Work to do:
Reproduce the lines of the entries word for word, starting at the first line and ending at the line that contains "- revolve-icon[interactable]: ◖: [58, 68, 81, 90]", including both.

The input:
##############################

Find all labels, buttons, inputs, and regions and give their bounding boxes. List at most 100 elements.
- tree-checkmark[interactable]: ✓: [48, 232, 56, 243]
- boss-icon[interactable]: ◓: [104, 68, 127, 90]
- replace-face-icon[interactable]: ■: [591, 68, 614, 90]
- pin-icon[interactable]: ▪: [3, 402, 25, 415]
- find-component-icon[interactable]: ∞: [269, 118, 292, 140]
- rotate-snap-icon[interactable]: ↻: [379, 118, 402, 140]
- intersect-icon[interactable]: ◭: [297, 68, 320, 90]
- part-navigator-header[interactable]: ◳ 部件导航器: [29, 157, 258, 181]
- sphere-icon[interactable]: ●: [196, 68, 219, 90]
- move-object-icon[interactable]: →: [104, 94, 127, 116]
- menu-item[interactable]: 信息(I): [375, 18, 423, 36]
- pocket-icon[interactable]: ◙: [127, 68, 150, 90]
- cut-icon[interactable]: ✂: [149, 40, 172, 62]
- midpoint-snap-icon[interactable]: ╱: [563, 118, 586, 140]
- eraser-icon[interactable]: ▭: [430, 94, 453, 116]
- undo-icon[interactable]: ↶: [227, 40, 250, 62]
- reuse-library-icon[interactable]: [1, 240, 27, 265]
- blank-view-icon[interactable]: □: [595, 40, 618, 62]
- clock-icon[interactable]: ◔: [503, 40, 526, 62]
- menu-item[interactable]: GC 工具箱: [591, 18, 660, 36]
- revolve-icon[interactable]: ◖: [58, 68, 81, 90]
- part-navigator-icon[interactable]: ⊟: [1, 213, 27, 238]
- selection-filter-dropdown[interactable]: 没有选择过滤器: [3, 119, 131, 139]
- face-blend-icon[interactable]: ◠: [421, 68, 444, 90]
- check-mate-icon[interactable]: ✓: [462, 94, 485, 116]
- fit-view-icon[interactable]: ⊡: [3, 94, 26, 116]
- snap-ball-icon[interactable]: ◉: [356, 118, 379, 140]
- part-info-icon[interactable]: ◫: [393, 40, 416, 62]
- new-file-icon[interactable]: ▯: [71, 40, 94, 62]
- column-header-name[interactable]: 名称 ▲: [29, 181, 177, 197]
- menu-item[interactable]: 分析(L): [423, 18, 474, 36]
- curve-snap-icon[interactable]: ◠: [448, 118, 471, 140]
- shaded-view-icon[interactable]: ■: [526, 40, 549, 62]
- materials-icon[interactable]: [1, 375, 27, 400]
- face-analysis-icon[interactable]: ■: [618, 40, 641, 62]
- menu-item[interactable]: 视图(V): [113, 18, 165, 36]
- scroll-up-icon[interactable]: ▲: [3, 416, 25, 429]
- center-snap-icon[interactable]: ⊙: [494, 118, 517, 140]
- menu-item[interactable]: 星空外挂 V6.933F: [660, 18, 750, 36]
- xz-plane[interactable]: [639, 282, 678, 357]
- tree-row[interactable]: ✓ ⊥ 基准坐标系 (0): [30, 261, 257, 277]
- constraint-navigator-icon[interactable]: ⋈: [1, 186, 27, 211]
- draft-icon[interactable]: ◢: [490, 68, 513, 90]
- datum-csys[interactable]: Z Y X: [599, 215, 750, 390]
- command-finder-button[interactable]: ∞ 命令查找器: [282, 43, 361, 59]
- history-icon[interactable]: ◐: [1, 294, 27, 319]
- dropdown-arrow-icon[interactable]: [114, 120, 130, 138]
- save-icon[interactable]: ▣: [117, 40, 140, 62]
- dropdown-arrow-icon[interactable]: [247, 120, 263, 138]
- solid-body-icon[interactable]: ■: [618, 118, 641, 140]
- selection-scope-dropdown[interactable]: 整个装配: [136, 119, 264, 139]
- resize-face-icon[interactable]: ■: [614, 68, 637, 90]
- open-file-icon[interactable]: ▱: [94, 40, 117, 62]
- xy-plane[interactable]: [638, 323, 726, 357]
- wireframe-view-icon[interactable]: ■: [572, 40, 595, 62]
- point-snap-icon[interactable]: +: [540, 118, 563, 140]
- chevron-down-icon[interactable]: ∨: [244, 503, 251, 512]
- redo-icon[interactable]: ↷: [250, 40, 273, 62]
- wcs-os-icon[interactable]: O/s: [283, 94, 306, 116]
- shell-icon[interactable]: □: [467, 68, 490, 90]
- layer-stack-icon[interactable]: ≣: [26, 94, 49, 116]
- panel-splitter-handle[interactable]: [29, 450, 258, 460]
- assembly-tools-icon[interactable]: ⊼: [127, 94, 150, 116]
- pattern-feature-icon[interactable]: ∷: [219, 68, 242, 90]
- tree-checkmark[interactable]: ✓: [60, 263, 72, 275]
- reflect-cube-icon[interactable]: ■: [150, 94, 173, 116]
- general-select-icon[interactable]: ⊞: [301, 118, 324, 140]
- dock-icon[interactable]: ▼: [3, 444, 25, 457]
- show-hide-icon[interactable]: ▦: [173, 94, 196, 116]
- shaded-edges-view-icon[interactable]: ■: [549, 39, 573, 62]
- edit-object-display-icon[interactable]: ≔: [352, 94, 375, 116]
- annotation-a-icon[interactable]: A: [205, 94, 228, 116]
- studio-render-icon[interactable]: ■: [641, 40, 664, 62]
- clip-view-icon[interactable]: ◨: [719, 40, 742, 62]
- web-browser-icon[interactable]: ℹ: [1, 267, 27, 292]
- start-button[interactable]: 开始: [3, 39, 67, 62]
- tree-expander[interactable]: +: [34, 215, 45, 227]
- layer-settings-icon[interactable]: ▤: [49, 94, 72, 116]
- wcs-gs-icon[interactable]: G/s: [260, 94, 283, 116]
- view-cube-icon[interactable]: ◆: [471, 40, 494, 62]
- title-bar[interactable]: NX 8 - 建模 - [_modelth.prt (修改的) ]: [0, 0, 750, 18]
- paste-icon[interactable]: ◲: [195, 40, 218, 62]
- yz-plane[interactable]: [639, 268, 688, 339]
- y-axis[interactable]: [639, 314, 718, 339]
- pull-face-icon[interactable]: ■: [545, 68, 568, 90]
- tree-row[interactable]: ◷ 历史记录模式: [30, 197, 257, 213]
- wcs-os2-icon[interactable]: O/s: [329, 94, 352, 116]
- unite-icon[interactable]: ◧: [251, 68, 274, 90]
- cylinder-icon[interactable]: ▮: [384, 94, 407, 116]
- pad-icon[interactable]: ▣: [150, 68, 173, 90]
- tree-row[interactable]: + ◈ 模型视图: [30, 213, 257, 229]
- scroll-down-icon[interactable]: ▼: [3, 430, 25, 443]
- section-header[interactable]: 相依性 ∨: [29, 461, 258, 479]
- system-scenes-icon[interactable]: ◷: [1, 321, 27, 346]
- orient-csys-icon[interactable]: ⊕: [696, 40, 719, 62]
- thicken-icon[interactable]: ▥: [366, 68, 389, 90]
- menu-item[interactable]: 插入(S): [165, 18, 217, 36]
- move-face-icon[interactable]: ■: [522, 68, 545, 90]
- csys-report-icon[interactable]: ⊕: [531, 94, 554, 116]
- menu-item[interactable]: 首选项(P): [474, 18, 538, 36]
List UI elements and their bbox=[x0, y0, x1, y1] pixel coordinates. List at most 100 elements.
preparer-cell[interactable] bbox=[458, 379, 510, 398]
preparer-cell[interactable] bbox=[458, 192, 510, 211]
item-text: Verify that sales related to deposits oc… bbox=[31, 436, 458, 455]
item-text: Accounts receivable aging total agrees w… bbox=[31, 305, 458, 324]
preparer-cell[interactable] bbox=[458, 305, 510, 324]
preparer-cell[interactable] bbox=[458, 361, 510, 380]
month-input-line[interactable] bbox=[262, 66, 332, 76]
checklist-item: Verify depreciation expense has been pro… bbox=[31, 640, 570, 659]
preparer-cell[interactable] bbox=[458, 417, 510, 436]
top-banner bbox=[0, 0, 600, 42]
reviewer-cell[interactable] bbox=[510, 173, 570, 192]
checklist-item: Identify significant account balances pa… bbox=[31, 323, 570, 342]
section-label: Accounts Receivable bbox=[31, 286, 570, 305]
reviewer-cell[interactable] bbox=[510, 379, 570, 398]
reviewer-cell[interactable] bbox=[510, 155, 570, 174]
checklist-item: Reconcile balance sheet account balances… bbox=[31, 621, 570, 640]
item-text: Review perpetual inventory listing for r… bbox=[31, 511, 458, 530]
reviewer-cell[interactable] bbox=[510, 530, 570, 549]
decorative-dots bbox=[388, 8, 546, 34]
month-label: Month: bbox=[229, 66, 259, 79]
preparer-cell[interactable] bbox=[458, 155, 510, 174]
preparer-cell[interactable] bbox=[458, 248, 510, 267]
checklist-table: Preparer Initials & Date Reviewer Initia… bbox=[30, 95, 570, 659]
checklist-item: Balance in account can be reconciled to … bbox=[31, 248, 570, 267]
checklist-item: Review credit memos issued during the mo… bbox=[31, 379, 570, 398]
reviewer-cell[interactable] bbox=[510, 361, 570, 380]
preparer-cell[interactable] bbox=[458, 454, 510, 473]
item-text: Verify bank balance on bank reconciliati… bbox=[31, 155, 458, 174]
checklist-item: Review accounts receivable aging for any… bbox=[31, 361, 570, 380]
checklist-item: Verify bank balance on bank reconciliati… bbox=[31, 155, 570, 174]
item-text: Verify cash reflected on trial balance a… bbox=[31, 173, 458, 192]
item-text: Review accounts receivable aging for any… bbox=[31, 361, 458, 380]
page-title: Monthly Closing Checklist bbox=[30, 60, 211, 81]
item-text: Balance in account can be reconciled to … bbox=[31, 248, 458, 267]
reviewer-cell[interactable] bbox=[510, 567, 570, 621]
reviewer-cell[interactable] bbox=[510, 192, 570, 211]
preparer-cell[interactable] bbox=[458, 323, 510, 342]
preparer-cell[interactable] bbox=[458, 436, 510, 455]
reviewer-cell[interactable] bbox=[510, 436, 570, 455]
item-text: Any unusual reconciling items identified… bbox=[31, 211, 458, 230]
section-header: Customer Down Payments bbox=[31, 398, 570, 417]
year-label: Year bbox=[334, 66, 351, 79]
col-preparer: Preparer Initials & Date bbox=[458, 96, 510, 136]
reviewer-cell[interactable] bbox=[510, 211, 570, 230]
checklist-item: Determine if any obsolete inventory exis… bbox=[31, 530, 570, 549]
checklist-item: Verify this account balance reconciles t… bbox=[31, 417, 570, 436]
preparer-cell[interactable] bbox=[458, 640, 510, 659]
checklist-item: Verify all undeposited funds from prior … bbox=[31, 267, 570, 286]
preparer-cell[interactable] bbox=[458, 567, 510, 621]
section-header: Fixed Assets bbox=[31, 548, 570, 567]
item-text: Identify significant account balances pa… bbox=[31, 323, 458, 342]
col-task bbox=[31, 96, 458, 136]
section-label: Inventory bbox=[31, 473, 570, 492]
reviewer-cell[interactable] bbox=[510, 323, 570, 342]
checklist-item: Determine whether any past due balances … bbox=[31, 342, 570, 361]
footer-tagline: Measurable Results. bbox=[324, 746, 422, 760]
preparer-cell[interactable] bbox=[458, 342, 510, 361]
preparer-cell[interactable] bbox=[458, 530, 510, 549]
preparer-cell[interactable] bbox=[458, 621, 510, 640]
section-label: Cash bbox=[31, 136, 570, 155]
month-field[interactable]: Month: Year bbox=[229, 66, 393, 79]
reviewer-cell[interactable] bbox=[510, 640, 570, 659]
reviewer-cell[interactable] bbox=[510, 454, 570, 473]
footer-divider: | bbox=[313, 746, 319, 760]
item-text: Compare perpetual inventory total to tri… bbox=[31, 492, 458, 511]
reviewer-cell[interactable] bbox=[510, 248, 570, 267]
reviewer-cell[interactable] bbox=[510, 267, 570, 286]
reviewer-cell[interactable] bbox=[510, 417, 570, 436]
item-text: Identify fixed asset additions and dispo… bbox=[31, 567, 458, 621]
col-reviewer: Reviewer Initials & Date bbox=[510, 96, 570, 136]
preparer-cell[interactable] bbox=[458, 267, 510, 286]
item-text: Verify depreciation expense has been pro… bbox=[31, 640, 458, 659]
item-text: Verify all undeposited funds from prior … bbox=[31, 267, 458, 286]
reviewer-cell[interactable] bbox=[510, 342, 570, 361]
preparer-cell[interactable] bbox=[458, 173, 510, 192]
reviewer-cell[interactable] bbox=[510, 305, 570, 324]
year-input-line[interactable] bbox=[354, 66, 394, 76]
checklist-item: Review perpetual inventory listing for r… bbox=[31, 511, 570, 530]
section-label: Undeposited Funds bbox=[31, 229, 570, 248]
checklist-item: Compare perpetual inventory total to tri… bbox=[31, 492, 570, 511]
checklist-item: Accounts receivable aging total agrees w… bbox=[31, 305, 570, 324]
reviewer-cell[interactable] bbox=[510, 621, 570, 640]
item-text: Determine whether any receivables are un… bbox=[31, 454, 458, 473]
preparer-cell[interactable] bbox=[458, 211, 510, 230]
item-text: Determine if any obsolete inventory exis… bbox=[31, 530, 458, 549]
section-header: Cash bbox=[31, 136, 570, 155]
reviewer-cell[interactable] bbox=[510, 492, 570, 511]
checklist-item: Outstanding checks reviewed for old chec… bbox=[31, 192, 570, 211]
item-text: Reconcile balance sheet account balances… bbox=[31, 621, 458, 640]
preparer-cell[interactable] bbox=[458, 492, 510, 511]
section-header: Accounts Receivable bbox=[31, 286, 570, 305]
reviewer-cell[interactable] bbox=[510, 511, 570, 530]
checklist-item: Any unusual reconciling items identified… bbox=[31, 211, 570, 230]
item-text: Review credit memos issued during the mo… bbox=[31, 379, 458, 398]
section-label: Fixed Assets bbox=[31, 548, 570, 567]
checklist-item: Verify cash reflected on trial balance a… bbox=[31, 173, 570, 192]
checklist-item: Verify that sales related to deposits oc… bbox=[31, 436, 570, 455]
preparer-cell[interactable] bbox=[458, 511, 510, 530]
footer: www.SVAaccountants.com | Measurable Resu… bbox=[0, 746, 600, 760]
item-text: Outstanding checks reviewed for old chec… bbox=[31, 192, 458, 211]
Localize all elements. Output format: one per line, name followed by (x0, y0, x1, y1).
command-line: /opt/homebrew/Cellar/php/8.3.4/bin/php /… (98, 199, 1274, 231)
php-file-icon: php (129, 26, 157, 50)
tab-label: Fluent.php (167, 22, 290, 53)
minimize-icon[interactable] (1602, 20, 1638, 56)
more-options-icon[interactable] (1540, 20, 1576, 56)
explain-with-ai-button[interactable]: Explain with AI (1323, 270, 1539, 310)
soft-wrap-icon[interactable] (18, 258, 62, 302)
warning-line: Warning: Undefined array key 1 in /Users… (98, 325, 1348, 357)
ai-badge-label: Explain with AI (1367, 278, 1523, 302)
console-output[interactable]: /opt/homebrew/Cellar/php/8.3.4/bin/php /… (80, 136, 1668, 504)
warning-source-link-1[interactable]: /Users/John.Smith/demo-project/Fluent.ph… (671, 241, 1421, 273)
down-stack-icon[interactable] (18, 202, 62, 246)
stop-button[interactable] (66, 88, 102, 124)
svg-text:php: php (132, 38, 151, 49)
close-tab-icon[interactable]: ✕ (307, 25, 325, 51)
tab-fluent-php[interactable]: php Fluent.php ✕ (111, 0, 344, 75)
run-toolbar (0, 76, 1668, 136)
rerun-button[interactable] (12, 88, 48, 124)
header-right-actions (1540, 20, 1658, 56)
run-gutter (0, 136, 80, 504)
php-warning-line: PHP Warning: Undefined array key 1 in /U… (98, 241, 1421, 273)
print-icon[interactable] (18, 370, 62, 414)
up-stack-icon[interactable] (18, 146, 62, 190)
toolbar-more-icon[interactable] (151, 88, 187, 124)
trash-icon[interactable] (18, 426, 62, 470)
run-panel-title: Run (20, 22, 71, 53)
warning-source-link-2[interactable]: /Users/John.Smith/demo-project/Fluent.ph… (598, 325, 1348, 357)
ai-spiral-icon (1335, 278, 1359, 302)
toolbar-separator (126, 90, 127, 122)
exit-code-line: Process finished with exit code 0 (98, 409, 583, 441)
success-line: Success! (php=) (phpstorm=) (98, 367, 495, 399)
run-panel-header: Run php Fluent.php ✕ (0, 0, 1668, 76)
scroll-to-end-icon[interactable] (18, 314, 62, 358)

##############################

Task response:
Find all labels, buttons, inputs, and regions and give their bounding boxes. List at most 100 elements.
- tree-checkmark[interactable]: ✓: [48, 232, 56, 243]
- boss-icon[interactable]: ◓: [104, 68, 127, 90]
- replace-face-icon[interactable]: ■: [591, 68, 614, 90]
- pin-icon[interactable]: ▪: [3, 402, 25, 415]
- find-component-icon[interactable]: ∞: [269, 118, 292, 140]
- rotate-snap-icon[interactable]: ↻: [379, 118, 402, 140]
- intersect-icon[interactable]: ◭: [297, 68, 320, 90]
- part-navigator-header[interactable]: ◳ 部件导航器: [29, 157, 258, 181]
- sphere-icon[interactable]: ●: [196, 68, 219, 90]
- move-object-icon[interactable]: →: [104, 94, 127, 116]
- menu-item[interactable]: 信息(I): [375, 18, 423, 36]
- pocket-icon[interactable]: ◙: [127, 68, 150, 90]
- cut-icon[interactable]: ✂: [149, 40, 172, 62]
- midpoint-snap-icon[interactable]: ╱: [563, 118, 586, 140]
- eraser-icon[interactable]: ▭: [430, 94, 453, 116]
- undo-icon[interactable]: ↶: [227, 40, 250, 62]
- reuse-library-icon[interactable]: [1, 240, 27, 265]
- blank-view-icon[interactable]: □: [595, 40, 618, 62]
- clock-icon[interactable]: ◔: [503, 40, 526, 62]
- menu-item[interactable]: GC 工具箱: [591, 18, 660, 36]
- revolve-icon[interactable]: ◖: [58, 68, 81, 90]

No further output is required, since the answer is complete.